START DATA TO PROCESS

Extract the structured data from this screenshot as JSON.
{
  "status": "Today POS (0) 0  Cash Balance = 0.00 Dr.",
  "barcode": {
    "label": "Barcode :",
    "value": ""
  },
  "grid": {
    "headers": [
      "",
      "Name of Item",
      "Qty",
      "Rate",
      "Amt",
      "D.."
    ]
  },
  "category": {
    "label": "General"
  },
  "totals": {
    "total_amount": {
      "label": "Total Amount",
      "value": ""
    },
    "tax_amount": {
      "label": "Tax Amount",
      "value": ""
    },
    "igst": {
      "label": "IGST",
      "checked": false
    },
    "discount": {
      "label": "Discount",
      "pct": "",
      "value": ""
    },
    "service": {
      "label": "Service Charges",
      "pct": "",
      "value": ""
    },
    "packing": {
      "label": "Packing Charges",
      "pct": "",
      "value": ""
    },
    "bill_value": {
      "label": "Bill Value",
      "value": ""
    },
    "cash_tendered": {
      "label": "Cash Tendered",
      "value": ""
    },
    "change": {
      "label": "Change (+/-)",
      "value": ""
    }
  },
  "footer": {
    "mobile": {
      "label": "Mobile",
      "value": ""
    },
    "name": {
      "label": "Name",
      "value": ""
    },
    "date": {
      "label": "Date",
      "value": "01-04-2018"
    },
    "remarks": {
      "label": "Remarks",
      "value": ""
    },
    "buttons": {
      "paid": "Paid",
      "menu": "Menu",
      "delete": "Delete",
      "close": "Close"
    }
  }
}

END DATA TO PROCESS

■ EXERCISE: The entries above must be returned in full, exactly as shown.

■ TASK OUTPUT:
Extract the structured data from this screenshot as JSON.
{
  "status": "Today POS (0) 0  Cash Balance = 0.00 Dr.",
  "barcode": {
    "label": "Barcode :",
    "value": ""
  },
  "grid": {
    "headers": [
      "",
      "Name of Item",
      "Qty",
      "Rate",
      "Amt",
      "D.."
    ]
  },
  "category": {
    "label": "General"
  },
  "totals": {
    "total_amount": {
      "label": "Total Amount",
      "value": ""
    },
    "tax_amount": {
      "label": "Tax Amount",
      "value": ""
    },
    "igst": {
      "label": "IGST",
      "checked": false
    },
    "discount": {
      "label": "Discount",
      "pct": "",
      "value": ""
    },
    "service": {
      "label": "Service Charges",
      "pct": "",
      "value": ""
    },
    "packing": {
      "label": "Packing Charges",
      "pct": "",
      "value": ""
    },
    "bill_value": {
      "label": "Bill Value",
      "value": ""
    },
    "cash_tendered": {
      "label": "Cash Tendered",
      "value": ""
    },
    "change": {
      "label": "Change (+/-)",
      "value": ""
    }
  },
  "footer": {
    "mobile": {
      "label": "Mobile",
      "value": ""
    },
    "name": {
      "label": "Name",
      "value": ""
    },
    "date": {
      "label": "Date",
      "value": "01-04-2018"
    },
    "remarks": {
      "label": "Remarks",
      "value": ""
    },
    "buttons": {
      "paid": "Paid",
      "menu": "Menu",
      "delete": "Delete",
      "close": "Close"
    }
  }
}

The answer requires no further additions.